┏━━

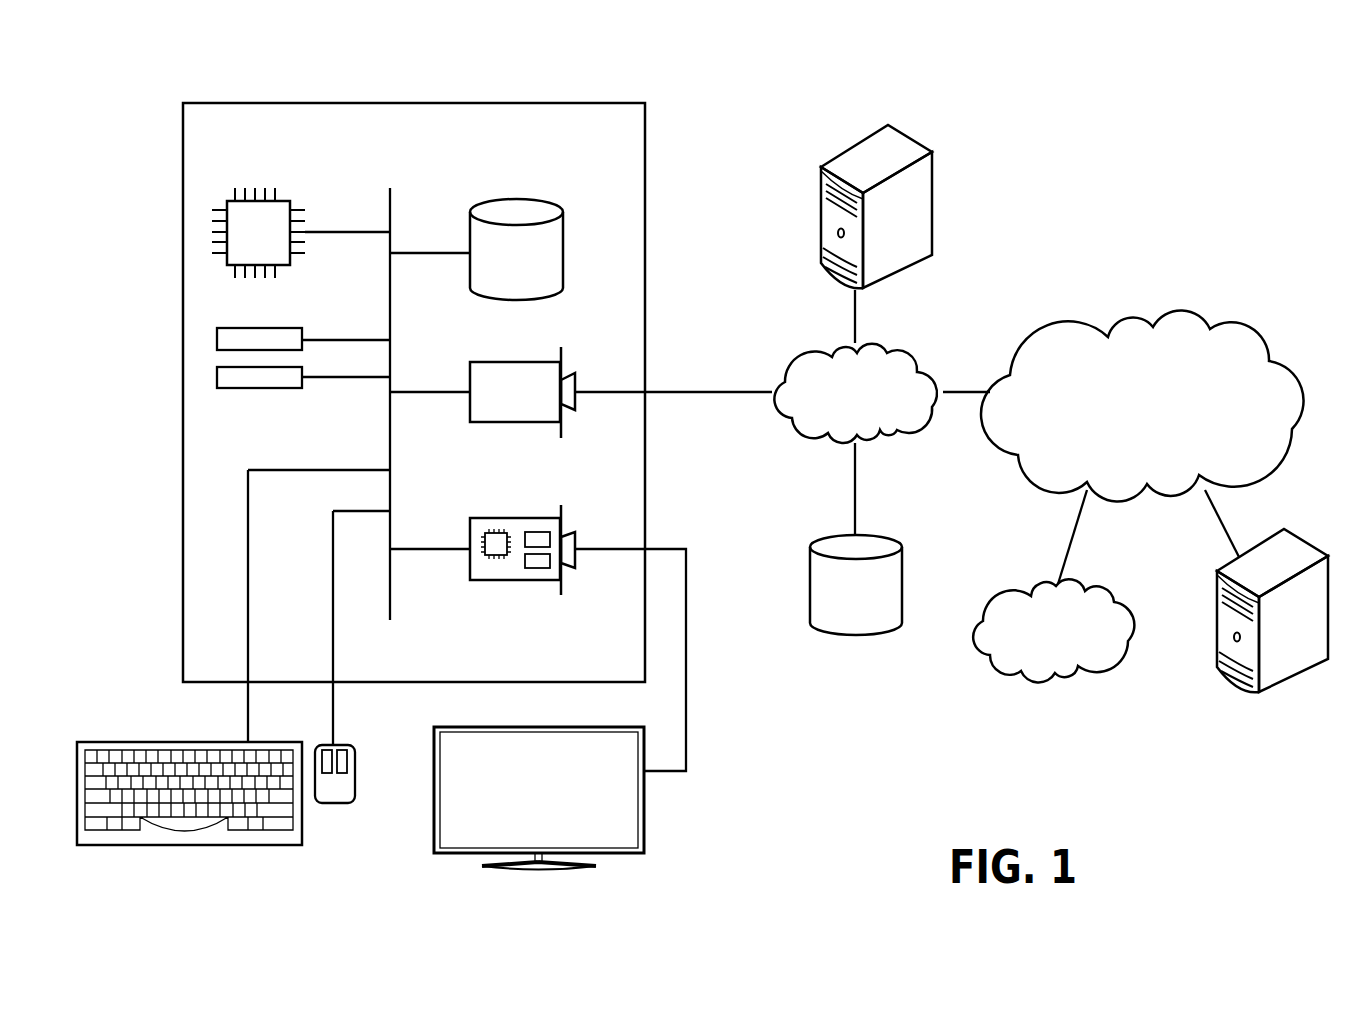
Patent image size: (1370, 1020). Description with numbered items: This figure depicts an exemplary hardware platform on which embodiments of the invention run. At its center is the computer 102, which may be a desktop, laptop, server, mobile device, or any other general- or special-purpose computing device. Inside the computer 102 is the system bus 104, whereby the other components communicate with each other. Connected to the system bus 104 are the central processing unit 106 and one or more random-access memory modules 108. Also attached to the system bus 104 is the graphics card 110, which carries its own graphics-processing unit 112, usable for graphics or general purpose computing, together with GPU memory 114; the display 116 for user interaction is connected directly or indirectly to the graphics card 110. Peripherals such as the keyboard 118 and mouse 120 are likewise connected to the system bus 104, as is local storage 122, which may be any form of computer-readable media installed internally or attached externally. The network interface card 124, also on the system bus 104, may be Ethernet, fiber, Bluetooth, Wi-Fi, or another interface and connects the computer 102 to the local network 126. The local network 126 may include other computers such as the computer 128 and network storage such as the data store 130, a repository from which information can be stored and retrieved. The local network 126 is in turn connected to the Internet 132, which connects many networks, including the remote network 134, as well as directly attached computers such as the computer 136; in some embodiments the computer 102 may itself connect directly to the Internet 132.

The computer 102 is at (593, 103).
The system bus 104 is at (390, 201).
The central processing unit 106 is at (285, 198).
The random-access memory modules 108 is at (302, 377).
The graphics card 110 is at (514, 550).
The graphics-processing unit 112 is at (496, 556).
The GPU memory 114 is at (537, 569).
The display 116 is at (645, 832).
The keyboard 118 is at (192, 845).
The mouse 120 is at (330, 805).
The local storage 122 is at (565, 235).
The network interface card 124 is at (469, 373).
The local network 126 is at (912, 345).
The computer 128 is at (912, 136).
The data store 130 is at (893, 537).
The Internet 132 is at (1203, 304).
The remote network 134 is at (1115, 584).
The computer 136 is at (1305, 533).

┗━━

◆ **What you are asked to do**
Reproduce verbatim every line from the beginning of the entries through the line containing "The GPU memory 114 is at (537, 569).", both included, and leave the pictures out.

◆ **Complete answer**
Patent image size: (1370, 1020). Description with numbered items: This figure depicts an exemplary hardware platform on which embodiments of the invention run. At its center is the computer 102, which may be a desktop, laptop, server, mobile device, or any other general- or special-purpose computing device. Inside the computer 102 is the system bus 104, whereby the other components communicate with each other. Connected to the system bus 104 are the central processing unit 106 and one or more random-access memory modules 108. Also attached to the system bus 104 is the graphics card 110, which carries its own graphics-processing unit 112, usable for graphics or general purpose computing, together with GPU memory 114; the display 116 for user interaction is connected directly or indirectly to the graphics card 110. Peripherals such as the keyboard 118 and mouse 120 are likewise connected to the system bus 104, as is local storage 122, which may be any form of computer-readable media installed internally or attached externally. The network interface card 124, also on the system bus 104, may be Ethernet, fiber, Bluetooth, Wi-Fi, or another interface and connects the computer 102 to the local network 126. The local network 126 may include other computers such as the computer 128 and network storage such as the data store 130, a repository from which information can be stored and retrieved. The local network 126 is in turn connected to the Internet 132, which connects many networks, including the remote network 134, as well as directly attached computers such as the computer 136; in some embodiments the computer 102 may itself connect directly to the Internet 132.

The computer 102 is at (593, 103).
The system bus 104 is at (390, 201).
The central processing unit 106 is at (285, 198).
The random-access memory modules 108 is at (302, 377).
The graphics card 110 is at (514, 550).
The graphics-processing unit 112 is at (496, 556).
The GPU memory 114 is at (537, 569).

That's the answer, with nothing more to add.